__EXERCISE GOAL__. Determine how many lines in the data below contain "транспортного" and write only that number.

**** DATASET ENTRIES

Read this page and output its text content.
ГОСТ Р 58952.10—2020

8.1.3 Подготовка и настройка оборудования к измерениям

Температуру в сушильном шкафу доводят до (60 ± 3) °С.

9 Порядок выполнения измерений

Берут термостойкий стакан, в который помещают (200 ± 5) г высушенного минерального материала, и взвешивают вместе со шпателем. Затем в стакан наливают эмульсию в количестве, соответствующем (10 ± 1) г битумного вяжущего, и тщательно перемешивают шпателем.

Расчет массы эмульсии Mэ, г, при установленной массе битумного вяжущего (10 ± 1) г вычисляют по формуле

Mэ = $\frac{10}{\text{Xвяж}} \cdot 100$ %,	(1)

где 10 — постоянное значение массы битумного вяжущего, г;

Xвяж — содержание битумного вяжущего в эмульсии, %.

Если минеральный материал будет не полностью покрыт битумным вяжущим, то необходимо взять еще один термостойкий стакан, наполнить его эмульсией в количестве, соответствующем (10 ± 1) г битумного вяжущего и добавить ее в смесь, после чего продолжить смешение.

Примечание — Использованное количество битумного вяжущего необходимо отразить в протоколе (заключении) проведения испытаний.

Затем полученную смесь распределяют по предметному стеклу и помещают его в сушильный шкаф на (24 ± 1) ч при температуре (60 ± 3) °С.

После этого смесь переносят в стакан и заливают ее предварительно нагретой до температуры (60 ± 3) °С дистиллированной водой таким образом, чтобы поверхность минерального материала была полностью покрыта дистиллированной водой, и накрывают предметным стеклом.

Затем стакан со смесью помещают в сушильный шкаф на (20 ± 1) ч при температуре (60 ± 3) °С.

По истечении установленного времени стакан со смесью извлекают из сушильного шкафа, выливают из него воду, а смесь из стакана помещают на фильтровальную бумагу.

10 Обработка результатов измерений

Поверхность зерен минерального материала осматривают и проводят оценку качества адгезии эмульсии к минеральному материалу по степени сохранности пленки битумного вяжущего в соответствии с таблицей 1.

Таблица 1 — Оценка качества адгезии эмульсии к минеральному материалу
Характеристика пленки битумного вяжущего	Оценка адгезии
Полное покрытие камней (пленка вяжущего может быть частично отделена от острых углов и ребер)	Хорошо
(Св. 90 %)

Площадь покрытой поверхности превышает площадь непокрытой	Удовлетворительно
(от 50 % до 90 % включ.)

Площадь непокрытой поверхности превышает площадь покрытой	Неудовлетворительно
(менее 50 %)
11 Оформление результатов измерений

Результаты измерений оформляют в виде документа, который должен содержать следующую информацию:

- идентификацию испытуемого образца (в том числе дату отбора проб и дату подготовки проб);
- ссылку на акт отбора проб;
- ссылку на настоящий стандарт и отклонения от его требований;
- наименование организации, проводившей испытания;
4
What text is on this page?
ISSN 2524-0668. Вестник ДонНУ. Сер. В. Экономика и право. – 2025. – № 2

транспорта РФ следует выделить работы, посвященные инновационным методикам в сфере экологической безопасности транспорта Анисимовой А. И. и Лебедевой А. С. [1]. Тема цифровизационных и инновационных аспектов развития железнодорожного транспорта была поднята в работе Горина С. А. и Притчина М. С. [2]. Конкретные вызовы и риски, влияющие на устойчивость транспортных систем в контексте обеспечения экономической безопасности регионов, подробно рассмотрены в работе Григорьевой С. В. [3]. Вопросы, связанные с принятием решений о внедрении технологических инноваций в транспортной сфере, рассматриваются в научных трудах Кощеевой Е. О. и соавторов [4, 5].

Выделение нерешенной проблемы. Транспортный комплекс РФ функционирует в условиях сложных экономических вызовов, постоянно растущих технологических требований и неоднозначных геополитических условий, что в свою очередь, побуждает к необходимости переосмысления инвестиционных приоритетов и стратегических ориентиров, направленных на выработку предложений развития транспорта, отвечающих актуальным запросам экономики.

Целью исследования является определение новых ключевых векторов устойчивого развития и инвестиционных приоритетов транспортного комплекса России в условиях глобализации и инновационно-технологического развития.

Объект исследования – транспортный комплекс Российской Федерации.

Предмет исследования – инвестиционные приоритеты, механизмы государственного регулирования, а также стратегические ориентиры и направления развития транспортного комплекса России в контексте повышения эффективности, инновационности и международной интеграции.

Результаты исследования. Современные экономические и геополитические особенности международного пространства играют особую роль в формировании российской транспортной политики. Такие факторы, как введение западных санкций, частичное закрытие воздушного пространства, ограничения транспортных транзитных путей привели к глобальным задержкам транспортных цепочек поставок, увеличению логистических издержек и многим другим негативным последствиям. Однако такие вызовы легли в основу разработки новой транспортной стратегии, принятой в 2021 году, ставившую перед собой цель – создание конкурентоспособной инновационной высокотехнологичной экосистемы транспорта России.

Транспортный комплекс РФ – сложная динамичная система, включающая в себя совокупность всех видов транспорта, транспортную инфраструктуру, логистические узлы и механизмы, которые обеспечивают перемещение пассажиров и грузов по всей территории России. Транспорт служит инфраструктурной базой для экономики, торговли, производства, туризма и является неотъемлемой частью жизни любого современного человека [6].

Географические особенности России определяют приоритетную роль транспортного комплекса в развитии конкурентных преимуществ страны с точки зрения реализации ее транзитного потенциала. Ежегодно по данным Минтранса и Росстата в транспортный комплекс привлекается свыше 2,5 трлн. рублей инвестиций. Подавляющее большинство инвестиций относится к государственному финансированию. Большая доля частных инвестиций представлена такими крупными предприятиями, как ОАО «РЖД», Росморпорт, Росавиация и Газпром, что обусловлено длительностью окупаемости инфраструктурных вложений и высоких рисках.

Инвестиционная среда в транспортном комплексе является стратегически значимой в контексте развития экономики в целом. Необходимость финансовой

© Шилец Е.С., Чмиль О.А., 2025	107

********

__TASK OUTPUT__. 3